### TASK
Echo the items below line for line, without any change, leaving out the pictures.

Source records:
-- BEGIN --

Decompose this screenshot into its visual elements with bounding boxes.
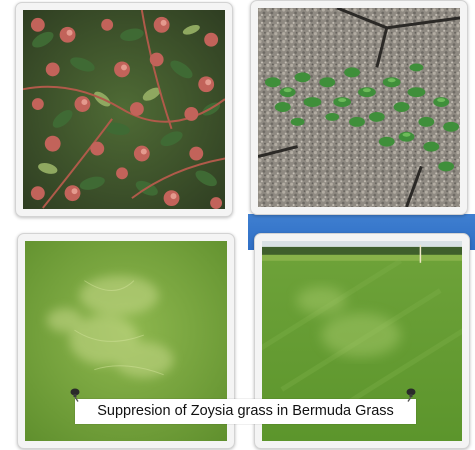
photo-frame-2 [250, 0, 468, 215]
photo-weed-on-gravel-image [258, 8, 460, 207]
pushpin-icon [406, 388, 416, 402]
photo-reddish-weed [23, 10, 225, 209]
pushpin-icon [70, 388, 80, 402]
photo-frame-1 [15, 2, 233, 217]
photo-weed-on-gravel [258, 8, 460, 207]
photo-reddish-weed-image [23, 10, 225, 209]
caption: Suppresion of Zoysia grass in Bermuda Gr… [75, 399, 416, 424]
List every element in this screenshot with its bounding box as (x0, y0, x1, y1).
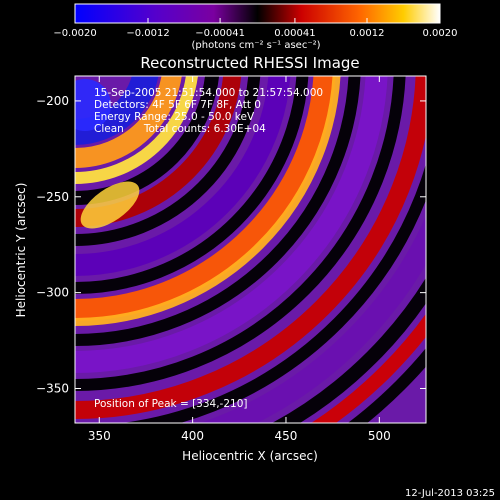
heatmap-core (75, 79, 111, 131)
plot-frame (74, 75, 427, 424)
chart-title: Reconstructed RHESSI Image (140, 54, 359, 72)
y-tick-label: −200 (36, 94, 69, 108)
annotation-time: 15-Sep-2005 21:51:54.000 to 21:57:54.000 (94, 87, 323, 99)
colorbar-ticks: −0.0020 −0.0012 −0.00041 0.00041 0.0012 0.002… (53, 18, 458, 39)
annotation-detectors: Detectors: 4F 5F 6F 7F 8F, Att 0 (94, 99, 261, 111)
x-tick-label: 500 (368, 429, 391, 443)
footer-date: 12-Jul-2013 03:25 (405, 488, 495, 499)
colorbar-tick-label: 0.00041 (274, 28, 315, 39)
colorbar-tick-label: 0.0020 (423, 28, 458, 39)
colorbar-tick-label: −0.0012 (126, 28, 169, 39)
x-axis-label: Heliocentric X (arcsec) (182, 449, 318, 463)
y-axis-label: Heliocentric Y (arcsec) (14, 183, 28, 318)
y-tick-label: −300 (36, 286, 69, 300)
x-tick-label: 450 (275, 429, 298, 443)
colorbar-tick-label: −0.0020 (53, 28, 96, 39)
x-tick-label: 350 (88, 429, 111, 443)
heatmap-hotspot (80, 181, 140, 229)
colorbar-unit: (photons cm⁻² s⁻¹ asec⁻²) (191, 40, 320, 51)
annotation-clean: Clean Total counts: 6.30E+04 (94, 123, 266, 135)
y-tick-label: −350 (36, 381, 69, 395)
axis-ticks: 350 400 450 500 −200 −250 −300 −350 (36, 76, 426, 443)
colorbar (74, 3, 441, 24)
colorbar-tick-label: 0.0012 (350, 28, 385, 39)
y-tick-label: −250 (36, 190, 69, 204)
annotation-peak: Position of Peak = [334,-210] (94, 398, 248, 410)
x-tick-label: 400 (181, 429, 204, 443)
annotation-energy: Energy Range: 25.0 - 50.0 keV (94, 111, 255, 123)
colorbar-tick-label: −0.00041 (195, 28, 245, 39)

-- END --

### PROBLEM SOLUTION
Decompose this screenshot into its visual elements with bounding boxes.
photo-frame-2 [250, 0, 468, 215]
photo-weed-on-gravel-image [258, 8, 460, 207]
pushpin-icon [406, 388, 416, 402]
photo-reddish-weed [23, 10, 225, 209]
pushpin-icon [70, 388, 80, 402]
photo-frame-1 [15, 2, 233, 217]
photo-weed-on-gravel [258, 8, 460, 207]
photo-reddish-weed-image [23, 10, 225, 209]
caption: Suppresion of Zoysia grass in Bermuda Gr… [75, 399, 416, 424]
List every element in this screenshot with its bounding box as (x0, y0, x1, y1).
heatmap-core (75, 79, 111, 131)
plot-frame (74, 75, 427, 424)
chart-title: Reconstructed RHESSI Image (140, 54, 359, 72)
y-tick-label: −200 (36, 94, 69, 108)
annotation-time: 15-Sep-2005 21:51:54.000 to 21:57:54.000 (94, 87, 323, 99)
colorbar-ticks: −0.0020 −0.0012 −0.00041 0.00041 0.0012 0.002… (53, 18, 458, 39)
annotation-detectors: Detectors: 4F 5F 6F 7F 8F, Att 0 (94, 99, 261, 111)
x-tick-label: 500 (368, 429, 391, 443)
footer-date: 12-Jul-2013 03:25 (405, 488, 495, 499)
colorbar-tick-label: 0.00041 (274, 28, 315, 39)
colorbar-tick-label: 0.0020 (423, 28, 458, 39)
colorbar-tick-label: −0.0012 (126, 28, 169, 39)
x-axis-label: Heliocentric X (arcsec) (182, 449, 318, 463)
y-axis-label: Heliocentric Y (arcsec) (14, 183, 28, 318)
y-tick-label: −300 (36, 286, 69, 300)
x-tick-label: 450 (275, 429, 298, 443)
colorbar-tick-label: −0.0020 (53, 28, 96, 39)
x-tick-label: 350 (88, 429, 111, 443)
heatmap-hotspot (80, 181, 140, 229)
colorbar-unit: (photons cm⁻² s⁻¹ asec⁻²) (191, 40, 320, 51)
annotation-clean: Clean Total counts: 6.30E+04 (94, 123, 266, 135)
y-tick-label: −350 (36, 381, 69, 395)
axis-ticks: 350 400 450 500 −200 −250 −300 −350 (36, 76, 426, 443)
colorbar (74, 3, 441, 24)
colorbar-tick-label: 0.0012 (350, 28, 385, 39)
y-tick-label: −250 (36, 190, 69, 204)
annotation-peak: Position of Peak = [334,-210] (94, 398, 248, 410)
x-tick-label: 400 (181, 429, 204, 443)
annotation-energy: Energy Range: 25.0 - 50.0 keV (94, 111, 255, 123)
colorbar-tick-label: −0.00041 (195, 28, 245, 39)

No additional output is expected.